── Entries provided

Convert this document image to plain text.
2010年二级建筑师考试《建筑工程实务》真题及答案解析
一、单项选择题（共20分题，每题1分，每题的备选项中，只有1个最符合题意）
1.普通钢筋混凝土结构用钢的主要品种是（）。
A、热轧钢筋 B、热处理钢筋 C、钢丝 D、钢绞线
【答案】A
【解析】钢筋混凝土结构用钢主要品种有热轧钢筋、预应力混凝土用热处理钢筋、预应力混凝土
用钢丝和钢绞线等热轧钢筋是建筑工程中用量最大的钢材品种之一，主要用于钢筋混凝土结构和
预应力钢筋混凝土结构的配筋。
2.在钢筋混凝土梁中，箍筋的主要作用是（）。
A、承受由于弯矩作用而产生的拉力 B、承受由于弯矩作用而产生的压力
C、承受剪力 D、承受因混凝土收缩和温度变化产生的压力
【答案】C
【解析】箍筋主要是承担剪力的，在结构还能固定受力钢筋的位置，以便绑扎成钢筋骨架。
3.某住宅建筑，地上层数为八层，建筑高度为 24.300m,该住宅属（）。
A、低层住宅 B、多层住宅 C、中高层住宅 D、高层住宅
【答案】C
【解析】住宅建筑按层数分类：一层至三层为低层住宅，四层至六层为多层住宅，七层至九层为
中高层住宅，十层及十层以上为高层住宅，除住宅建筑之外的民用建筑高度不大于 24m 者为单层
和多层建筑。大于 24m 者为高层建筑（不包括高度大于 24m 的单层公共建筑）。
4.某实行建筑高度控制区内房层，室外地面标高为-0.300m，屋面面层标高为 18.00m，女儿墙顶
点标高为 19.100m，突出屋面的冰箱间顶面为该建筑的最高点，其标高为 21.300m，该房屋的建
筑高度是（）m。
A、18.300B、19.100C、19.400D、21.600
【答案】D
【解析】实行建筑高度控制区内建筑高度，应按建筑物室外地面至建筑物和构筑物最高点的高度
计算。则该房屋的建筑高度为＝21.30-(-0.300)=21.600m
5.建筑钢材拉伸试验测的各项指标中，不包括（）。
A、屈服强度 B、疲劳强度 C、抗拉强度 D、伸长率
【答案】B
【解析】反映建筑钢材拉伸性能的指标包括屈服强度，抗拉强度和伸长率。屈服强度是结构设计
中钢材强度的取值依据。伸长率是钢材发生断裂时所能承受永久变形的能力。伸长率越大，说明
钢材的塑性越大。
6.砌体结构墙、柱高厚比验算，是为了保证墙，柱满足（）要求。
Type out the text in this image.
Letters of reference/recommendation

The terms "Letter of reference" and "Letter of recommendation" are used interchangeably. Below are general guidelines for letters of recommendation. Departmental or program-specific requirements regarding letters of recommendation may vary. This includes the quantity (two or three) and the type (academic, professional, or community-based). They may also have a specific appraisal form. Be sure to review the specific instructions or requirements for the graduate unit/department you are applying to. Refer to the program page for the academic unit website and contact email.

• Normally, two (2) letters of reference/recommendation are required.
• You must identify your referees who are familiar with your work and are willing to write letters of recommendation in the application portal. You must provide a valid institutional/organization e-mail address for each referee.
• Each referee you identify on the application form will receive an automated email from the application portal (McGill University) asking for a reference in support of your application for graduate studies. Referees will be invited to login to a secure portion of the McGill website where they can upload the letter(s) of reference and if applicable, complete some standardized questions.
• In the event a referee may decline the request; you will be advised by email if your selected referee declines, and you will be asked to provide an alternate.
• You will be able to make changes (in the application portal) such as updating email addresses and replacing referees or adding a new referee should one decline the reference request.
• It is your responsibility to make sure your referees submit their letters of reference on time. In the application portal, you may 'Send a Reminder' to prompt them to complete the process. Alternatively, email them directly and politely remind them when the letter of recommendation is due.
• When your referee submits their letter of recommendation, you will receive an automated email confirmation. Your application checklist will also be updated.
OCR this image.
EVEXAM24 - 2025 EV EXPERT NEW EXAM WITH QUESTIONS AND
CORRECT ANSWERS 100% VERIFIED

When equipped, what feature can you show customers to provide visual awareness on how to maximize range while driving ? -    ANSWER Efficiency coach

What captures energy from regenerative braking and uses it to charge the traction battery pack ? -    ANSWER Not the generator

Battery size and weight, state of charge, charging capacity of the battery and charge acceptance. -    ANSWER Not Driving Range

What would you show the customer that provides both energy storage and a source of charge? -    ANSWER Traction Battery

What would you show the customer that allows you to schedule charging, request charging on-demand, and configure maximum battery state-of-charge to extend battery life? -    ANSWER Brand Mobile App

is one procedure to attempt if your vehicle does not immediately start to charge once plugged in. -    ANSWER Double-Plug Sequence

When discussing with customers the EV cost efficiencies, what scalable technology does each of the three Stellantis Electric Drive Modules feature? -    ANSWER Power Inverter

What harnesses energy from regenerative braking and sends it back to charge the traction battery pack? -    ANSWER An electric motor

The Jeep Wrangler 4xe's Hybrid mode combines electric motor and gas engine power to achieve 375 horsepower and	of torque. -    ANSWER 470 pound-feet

────

Requirements
Go through the data and gather every line that holds "from".

Written solution
• Each referee you identify on the application form will receive an automated email from the application portal (McGill University) asking for a reference in support of your application for graduate studies. Referees will be invited to login to a secure portion of the McGill website where they can upload the letter(s) of reference and if applicable, complete some standardized questions.
What captures energy from regenerative braking and uses it to charge the traction battery pack ? -    ANSWER Not the generator
What harnesses energy from regenerative braking and sends it back to charge the traction battery pack? -    ANSWER An electric motor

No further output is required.